Return all lines from the listing below in which the string "Dashboard" occurs.

Exercise data.
*****
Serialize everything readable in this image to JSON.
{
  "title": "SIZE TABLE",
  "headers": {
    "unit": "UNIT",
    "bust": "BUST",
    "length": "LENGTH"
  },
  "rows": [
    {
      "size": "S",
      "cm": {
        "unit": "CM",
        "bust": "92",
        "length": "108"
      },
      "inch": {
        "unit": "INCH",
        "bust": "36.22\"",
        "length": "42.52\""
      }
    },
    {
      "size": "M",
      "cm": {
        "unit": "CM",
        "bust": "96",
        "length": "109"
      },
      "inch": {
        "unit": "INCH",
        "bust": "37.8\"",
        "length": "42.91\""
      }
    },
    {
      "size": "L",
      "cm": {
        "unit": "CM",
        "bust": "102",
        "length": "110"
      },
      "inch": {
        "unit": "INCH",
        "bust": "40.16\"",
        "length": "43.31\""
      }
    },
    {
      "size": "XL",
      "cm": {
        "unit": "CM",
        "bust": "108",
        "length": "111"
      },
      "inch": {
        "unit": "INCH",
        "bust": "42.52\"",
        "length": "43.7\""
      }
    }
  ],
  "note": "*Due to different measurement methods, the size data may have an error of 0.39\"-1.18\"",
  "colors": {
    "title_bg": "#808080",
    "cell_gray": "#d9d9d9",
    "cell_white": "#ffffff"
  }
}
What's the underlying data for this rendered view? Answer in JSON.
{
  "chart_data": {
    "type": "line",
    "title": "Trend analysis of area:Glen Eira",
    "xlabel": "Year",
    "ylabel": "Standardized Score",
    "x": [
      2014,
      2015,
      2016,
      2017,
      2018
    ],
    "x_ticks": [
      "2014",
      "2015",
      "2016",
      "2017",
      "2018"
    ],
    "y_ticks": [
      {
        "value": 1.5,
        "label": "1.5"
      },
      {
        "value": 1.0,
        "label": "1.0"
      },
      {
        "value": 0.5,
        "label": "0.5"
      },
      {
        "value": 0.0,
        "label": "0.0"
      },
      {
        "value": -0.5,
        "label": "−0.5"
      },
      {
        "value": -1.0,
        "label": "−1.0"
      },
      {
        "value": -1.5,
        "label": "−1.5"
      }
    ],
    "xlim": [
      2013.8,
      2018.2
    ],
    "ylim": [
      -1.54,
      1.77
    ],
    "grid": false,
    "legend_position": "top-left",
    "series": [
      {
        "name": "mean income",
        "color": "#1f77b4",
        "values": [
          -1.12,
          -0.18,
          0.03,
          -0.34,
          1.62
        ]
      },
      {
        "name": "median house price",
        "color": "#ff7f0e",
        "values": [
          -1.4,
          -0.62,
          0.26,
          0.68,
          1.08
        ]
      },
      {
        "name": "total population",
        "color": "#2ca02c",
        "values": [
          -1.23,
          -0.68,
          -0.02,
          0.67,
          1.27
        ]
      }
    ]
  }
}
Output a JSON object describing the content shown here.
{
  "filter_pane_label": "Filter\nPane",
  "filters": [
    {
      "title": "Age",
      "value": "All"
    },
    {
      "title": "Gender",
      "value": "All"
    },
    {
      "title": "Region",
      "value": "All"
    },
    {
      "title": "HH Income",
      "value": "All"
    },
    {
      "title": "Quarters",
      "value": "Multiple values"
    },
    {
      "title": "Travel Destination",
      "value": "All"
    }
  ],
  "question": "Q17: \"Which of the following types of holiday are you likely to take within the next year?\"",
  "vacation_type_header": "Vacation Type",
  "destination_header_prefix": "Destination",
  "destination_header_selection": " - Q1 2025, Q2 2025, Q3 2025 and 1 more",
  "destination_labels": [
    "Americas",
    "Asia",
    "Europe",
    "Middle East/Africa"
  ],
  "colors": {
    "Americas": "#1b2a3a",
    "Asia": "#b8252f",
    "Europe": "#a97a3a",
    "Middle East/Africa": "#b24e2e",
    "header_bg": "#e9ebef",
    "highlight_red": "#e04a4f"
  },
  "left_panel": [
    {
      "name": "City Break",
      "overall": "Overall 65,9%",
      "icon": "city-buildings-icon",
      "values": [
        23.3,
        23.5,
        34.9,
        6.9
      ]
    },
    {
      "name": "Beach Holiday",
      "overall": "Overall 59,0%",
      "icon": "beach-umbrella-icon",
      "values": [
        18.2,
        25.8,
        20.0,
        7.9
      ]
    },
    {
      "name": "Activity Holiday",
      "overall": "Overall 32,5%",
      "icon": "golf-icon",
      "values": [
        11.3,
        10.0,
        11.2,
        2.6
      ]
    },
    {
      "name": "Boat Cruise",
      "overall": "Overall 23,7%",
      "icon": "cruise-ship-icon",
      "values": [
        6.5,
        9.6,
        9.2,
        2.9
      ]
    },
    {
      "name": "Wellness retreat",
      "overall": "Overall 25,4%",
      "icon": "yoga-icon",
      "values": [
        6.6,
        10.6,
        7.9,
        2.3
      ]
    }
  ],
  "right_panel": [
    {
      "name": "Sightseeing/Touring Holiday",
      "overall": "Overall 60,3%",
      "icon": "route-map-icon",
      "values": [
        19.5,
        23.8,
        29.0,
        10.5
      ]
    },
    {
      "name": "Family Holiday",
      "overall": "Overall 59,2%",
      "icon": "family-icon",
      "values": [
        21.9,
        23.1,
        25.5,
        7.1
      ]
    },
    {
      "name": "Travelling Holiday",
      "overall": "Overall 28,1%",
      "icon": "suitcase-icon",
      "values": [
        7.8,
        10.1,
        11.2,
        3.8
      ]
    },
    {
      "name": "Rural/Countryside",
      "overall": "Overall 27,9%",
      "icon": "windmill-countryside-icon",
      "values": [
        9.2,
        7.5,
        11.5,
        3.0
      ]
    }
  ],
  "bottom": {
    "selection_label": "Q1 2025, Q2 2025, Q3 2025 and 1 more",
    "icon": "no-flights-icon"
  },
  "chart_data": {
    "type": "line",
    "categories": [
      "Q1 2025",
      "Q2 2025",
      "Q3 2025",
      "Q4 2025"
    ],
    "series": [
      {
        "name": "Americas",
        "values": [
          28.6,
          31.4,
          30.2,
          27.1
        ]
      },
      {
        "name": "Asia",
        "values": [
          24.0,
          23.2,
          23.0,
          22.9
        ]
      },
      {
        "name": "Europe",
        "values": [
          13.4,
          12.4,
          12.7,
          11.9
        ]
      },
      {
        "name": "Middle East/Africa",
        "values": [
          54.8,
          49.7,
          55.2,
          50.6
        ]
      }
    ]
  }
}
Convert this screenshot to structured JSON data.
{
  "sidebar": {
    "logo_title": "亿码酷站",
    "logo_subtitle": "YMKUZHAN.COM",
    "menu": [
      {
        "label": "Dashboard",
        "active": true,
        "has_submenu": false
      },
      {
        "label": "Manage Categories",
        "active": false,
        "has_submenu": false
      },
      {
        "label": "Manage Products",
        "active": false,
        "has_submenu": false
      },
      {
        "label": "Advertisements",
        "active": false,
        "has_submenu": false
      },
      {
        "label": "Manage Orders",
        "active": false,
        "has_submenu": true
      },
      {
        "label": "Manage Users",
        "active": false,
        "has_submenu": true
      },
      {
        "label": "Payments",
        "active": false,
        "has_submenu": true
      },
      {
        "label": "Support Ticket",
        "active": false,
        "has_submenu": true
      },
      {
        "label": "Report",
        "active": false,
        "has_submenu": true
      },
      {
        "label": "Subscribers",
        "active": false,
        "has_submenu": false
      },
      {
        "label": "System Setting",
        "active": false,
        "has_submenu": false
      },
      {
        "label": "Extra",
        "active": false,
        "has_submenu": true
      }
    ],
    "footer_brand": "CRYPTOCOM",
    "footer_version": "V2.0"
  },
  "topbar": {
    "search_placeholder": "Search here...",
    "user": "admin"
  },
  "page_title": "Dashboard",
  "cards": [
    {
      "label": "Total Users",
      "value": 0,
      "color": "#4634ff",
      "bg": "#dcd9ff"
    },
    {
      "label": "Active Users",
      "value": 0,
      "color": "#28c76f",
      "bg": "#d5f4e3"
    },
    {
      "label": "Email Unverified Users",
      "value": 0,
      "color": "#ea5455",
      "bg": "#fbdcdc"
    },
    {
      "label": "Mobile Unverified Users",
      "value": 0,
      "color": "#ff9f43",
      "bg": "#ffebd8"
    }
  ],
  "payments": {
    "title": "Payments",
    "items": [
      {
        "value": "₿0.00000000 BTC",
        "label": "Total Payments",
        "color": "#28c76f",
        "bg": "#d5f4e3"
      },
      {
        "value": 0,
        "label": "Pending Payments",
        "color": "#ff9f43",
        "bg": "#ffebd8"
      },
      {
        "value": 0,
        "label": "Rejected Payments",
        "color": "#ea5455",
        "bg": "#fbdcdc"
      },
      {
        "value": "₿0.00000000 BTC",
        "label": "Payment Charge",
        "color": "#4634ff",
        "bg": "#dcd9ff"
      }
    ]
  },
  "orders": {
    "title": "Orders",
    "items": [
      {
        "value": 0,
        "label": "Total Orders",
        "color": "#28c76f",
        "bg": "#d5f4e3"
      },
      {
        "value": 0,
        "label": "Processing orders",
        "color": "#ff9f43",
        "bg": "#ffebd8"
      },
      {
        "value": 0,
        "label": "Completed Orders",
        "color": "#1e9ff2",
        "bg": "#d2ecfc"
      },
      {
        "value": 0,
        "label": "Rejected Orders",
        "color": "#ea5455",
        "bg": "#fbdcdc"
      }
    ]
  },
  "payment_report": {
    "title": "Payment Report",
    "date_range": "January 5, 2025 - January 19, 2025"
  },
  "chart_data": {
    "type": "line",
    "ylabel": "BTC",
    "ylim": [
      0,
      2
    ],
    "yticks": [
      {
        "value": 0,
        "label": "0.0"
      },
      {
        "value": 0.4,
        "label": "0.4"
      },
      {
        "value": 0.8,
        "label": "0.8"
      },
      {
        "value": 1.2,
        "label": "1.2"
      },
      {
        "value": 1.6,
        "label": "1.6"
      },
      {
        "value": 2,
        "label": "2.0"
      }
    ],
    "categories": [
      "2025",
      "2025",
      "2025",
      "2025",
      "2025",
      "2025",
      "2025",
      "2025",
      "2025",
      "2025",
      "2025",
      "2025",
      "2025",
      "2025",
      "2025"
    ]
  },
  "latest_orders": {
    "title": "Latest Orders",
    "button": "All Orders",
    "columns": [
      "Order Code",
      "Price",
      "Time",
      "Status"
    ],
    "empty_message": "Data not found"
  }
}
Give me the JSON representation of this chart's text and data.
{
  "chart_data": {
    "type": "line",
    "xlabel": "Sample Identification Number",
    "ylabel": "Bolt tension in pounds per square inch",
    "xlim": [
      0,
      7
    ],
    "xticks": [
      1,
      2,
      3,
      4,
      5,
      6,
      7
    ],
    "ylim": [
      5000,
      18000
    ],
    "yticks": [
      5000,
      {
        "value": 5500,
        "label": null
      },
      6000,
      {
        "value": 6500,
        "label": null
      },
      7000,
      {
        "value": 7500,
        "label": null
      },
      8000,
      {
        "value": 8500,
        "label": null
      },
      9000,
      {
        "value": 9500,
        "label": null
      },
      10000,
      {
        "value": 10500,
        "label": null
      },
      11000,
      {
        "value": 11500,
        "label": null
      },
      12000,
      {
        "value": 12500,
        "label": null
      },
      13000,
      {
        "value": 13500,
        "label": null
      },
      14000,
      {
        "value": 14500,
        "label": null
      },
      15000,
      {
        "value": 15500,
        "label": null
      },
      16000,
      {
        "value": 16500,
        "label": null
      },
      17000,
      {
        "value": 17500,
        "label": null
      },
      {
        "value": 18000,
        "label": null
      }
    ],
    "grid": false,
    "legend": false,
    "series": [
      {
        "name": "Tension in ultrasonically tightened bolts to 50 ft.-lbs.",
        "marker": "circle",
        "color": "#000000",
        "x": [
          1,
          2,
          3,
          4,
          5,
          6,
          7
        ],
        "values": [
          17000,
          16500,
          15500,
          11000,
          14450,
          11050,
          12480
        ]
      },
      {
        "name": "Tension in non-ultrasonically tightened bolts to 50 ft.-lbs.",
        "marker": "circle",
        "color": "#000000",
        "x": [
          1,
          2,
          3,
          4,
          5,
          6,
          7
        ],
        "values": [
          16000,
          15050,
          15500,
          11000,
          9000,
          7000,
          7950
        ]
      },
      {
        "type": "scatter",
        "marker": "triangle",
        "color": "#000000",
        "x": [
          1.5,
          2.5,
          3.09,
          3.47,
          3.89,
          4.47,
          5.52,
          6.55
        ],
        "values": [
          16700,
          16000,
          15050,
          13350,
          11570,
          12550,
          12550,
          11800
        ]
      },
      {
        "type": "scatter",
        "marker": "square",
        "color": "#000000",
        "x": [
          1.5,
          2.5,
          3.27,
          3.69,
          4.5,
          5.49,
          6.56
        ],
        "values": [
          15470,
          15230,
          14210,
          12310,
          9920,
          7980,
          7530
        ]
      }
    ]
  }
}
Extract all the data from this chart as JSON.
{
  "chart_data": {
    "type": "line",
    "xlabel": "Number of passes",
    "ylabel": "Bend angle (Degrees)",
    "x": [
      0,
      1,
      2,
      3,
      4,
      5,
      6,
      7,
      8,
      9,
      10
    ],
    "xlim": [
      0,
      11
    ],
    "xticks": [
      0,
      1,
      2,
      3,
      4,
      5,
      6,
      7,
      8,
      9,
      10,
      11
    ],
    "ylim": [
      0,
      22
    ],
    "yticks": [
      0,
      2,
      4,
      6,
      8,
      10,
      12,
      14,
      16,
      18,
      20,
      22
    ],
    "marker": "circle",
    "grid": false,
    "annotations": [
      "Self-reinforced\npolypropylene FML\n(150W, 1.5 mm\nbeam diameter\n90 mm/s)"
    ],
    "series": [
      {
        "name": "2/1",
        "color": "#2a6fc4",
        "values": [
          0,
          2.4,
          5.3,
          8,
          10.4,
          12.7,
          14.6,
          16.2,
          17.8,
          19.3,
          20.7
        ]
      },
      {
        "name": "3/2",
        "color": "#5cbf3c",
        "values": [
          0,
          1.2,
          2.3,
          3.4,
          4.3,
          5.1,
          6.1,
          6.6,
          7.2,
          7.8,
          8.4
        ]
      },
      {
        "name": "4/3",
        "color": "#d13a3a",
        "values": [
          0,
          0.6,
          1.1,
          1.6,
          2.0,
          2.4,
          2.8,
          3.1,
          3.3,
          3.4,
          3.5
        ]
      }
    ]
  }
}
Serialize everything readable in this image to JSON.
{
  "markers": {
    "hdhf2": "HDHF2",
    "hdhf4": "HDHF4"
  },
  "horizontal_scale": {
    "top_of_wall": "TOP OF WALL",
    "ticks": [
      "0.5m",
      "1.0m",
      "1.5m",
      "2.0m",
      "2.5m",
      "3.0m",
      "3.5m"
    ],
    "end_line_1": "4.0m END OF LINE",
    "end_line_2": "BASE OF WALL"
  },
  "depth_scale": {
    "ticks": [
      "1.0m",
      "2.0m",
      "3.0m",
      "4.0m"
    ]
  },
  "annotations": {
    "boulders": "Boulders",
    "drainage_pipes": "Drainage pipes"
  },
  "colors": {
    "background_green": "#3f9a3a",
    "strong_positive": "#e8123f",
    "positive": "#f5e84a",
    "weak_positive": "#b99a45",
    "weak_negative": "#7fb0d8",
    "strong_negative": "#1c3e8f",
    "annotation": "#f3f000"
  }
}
*****
Exercise answer.
        "label": "Dashboard",
  "page_title": "Dashboard",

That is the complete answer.